Data:
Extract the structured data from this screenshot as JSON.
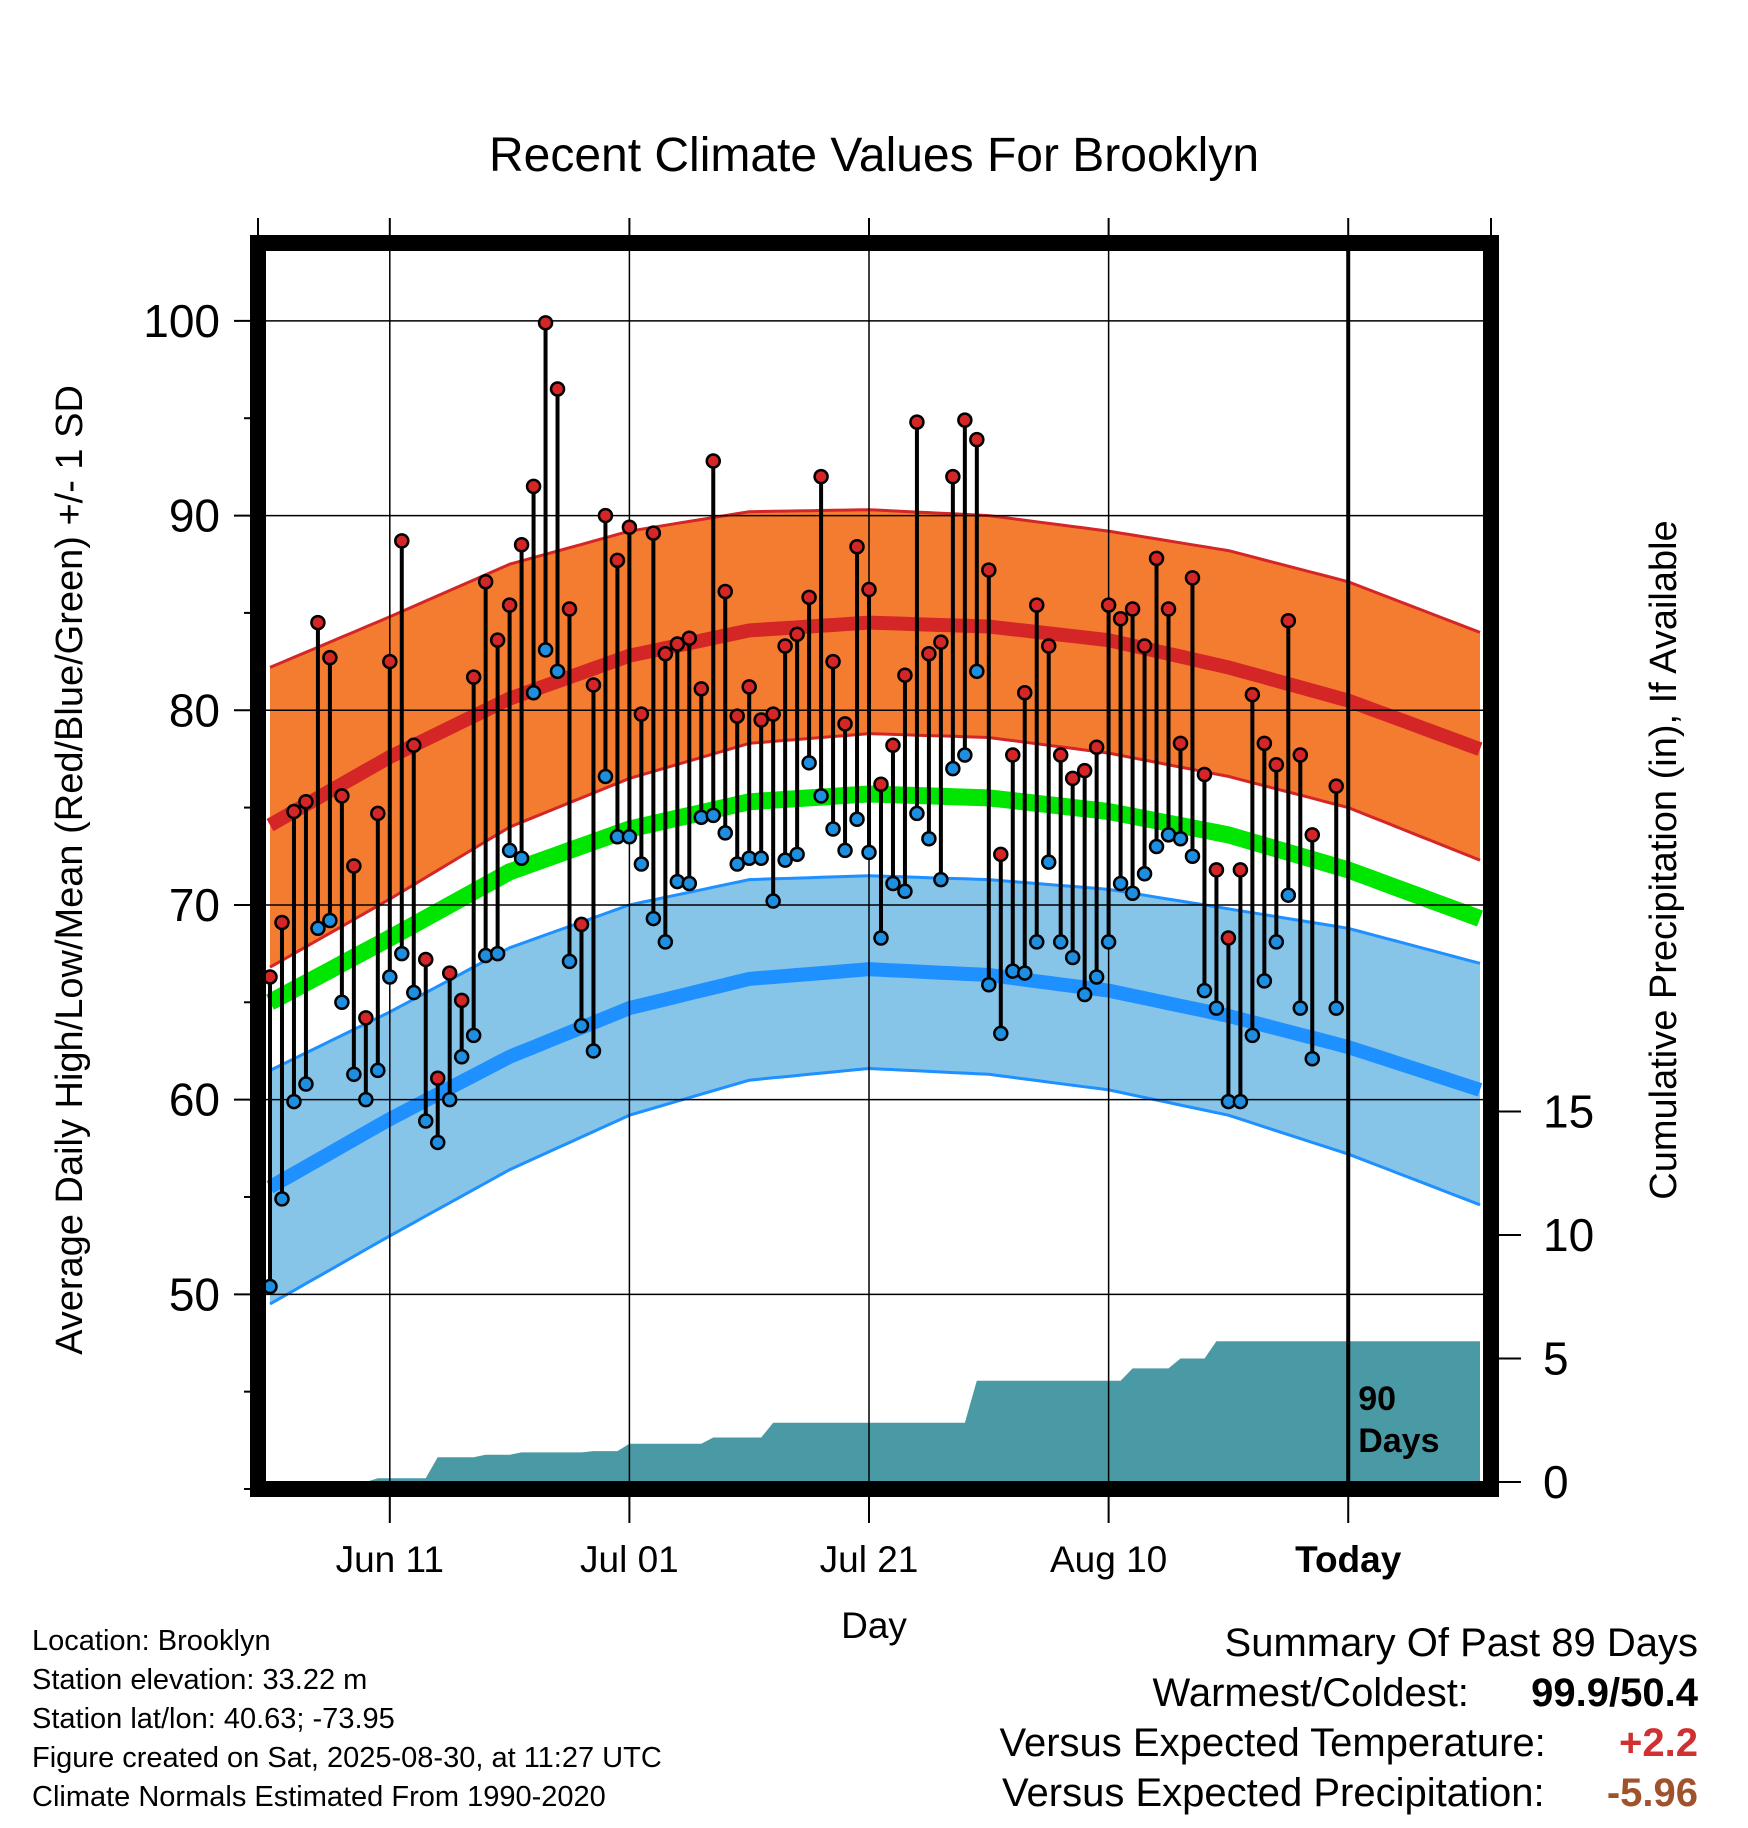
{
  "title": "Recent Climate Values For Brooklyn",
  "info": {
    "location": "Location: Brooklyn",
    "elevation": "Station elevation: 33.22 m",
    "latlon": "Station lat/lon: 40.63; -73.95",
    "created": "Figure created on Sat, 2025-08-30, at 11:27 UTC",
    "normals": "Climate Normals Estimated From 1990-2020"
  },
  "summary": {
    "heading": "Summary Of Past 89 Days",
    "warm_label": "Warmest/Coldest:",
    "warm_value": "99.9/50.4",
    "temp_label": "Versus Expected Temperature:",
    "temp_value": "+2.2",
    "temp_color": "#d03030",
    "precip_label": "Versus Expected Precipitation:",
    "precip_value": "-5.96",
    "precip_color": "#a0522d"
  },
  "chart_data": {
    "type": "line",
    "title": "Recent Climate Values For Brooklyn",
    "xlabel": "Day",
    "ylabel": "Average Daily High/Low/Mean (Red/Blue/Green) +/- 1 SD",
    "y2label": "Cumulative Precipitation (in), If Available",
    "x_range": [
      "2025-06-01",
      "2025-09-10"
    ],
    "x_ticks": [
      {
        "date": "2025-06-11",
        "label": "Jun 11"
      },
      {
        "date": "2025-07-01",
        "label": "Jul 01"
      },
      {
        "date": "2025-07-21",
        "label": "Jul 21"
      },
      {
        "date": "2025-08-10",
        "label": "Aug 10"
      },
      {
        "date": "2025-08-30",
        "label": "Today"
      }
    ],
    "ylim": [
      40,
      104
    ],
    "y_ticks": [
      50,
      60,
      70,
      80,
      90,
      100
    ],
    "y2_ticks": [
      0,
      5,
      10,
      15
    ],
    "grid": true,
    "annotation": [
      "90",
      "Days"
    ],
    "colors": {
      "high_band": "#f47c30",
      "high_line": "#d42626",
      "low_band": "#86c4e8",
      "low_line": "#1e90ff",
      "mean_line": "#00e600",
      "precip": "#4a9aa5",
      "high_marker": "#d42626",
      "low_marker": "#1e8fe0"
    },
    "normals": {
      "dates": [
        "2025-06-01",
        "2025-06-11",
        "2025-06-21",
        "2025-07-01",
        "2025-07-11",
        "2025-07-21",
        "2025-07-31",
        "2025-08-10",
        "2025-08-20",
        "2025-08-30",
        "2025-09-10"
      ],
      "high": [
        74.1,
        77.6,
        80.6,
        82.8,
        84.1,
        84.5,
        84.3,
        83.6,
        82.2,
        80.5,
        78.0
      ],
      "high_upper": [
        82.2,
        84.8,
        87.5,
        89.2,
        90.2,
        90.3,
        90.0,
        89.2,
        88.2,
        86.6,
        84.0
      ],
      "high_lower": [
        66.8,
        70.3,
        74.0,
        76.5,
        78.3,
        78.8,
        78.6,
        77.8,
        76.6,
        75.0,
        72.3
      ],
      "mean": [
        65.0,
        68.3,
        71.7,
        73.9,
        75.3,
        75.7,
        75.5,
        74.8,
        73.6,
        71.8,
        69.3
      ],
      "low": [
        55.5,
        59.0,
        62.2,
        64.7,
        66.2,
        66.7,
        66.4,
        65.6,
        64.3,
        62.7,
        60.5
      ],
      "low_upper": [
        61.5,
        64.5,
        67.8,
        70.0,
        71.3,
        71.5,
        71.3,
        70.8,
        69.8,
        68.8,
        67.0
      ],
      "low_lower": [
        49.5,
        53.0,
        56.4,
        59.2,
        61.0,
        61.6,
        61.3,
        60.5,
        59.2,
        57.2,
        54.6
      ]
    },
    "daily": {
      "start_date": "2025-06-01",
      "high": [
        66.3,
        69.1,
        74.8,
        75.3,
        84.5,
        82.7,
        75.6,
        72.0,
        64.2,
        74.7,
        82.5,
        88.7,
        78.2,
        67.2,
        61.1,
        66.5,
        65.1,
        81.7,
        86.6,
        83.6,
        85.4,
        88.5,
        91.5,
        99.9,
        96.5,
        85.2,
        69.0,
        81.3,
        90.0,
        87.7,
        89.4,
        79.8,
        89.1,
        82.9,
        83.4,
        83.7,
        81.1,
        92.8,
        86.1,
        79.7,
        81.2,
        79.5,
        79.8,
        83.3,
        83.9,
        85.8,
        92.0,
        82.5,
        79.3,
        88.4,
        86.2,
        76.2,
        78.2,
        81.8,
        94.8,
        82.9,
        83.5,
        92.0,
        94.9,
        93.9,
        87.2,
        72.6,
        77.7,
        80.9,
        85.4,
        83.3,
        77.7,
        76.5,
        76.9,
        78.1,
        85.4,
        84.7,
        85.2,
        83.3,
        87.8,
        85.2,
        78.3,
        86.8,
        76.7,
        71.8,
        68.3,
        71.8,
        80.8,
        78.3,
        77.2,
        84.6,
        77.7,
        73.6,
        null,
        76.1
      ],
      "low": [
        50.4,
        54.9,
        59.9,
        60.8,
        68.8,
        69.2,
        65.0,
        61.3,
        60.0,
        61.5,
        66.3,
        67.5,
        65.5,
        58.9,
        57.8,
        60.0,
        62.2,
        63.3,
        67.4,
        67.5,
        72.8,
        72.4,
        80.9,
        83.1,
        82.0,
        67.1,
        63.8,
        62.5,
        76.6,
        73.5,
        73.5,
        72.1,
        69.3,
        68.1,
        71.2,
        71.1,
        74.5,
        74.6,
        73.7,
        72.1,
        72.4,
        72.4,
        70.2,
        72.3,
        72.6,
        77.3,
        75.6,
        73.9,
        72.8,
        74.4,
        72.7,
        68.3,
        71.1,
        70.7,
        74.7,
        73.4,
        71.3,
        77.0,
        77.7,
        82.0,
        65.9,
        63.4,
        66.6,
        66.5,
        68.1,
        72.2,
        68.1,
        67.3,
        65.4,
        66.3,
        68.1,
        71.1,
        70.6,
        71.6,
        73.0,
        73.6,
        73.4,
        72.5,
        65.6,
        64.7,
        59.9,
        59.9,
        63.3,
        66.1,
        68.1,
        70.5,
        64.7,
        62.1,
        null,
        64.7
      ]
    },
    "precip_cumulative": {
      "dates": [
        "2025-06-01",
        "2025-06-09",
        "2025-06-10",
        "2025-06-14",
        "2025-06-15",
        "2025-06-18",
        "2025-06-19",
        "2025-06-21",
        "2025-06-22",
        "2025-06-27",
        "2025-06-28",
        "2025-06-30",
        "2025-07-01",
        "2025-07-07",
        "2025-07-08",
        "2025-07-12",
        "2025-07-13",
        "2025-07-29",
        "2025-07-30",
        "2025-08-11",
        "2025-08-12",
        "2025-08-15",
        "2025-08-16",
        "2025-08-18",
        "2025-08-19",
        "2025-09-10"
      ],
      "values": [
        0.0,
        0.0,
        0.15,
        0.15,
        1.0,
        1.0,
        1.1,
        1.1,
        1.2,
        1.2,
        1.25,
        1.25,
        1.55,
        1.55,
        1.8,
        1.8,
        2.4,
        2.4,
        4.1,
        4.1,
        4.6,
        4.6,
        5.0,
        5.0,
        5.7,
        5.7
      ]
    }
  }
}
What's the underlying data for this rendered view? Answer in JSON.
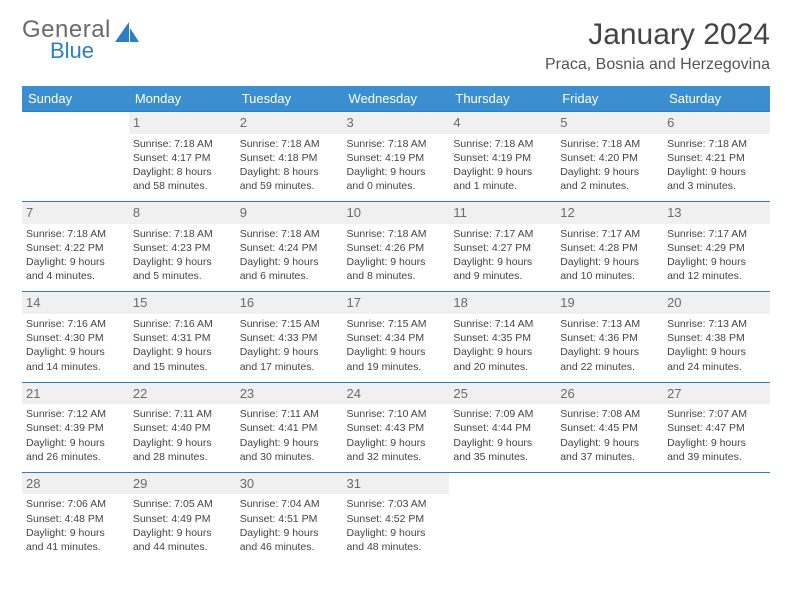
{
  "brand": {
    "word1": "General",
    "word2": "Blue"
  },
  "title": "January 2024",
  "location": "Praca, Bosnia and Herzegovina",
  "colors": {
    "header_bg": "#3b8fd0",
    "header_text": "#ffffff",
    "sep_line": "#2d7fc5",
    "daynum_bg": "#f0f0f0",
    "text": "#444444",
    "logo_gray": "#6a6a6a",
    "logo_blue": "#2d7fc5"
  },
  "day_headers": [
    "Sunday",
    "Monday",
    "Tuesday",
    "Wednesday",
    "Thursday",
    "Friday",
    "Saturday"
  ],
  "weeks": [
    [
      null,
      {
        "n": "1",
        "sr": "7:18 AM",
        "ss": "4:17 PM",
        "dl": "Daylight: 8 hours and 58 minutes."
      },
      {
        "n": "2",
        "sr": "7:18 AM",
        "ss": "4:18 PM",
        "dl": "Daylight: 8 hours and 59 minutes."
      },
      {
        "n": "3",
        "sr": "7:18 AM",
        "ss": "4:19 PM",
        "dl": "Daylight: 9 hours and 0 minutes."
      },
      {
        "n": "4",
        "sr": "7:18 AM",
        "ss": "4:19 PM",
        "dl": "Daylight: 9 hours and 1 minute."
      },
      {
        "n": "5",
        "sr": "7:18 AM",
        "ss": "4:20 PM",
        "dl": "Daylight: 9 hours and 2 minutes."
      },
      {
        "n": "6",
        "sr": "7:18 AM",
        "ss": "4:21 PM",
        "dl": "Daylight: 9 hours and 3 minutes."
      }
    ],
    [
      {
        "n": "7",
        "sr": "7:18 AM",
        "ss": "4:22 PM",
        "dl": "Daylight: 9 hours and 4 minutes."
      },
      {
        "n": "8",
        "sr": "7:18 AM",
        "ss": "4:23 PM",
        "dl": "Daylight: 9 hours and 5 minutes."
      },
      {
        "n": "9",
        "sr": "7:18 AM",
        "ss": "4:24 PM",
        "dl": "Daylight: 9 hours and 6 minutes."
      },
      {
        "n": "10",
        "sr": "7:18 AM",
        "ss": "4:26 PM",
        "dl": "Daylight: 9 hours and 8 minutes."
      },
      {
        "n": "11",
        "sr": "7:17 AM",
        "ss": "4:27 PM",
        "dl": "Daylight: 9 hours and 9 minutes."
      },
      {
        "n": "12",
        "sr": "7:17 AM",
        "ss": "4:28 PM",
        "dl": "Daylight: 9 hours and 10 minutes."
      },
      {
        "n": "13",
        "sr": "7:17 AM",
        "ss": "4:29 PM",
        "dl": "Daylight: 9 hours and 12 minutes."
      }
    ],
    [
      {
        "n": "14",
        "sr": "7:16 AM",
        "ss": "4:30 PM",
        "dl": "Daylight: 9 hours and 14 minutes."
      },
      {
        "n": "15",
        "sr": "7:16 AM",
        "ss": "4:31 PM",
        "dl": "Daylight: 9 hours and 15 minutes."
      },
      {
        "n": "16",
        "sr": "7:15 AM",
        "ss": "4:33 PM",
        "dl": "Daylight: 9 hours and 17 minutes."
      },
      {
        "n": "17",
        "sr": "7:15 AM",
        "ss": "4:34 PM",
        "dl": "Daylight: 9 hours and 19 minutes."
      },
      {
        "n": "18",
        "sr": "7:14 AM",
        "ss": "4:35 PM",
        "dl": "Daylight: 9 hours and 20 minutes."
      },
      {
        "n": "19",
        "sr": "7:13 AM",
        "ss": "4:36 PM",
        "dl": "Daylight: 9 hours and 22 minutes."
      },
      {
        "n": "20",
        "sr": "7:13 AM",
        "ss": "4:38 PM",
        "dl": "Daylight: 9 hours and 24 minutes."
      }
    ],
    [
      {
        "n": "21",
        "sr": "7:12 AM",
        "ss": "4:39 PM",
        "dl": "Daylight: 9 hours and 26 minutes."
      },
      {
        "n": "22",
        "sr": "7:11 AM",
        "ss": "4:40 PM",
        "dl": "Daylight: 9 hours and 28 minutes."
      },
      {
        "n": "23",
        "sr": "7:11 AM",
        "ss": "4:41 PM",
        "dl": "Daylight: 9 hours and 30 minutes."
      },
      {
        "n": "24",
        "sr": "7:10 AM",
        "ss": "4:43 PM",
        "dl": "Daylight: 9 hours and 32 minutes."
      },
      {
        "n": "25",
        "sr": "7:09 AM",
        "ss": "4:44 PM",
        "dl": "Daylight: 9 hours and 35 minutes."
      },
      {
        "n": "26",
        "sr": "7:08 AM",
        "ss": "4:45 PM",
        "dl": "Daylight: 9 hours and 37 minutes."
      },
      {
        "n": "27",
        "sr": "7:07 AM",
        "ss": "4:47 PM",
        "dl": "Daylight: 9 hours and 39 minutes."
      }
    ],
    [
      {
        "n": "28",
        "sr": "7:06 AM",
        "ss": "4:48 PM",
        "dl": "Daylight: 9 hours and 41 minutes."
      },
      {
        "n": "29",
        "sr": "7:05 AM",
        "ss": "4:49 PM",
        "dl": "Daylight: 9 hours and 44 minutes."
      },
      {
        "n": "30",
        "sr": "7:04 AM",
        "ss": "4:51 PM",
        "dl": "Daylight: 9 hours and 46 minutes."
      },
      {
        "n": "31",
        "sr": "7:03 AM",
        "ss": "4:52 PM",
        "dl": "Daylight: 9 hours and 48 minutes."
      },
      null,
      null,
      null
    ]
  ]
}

Goal: In the listing, find each line with the string "Versus" and copy it.

Written answer:
    "temp_label": "Versus Expected Temperature:",
    "precip_label": "Versus Expected Precipitation:",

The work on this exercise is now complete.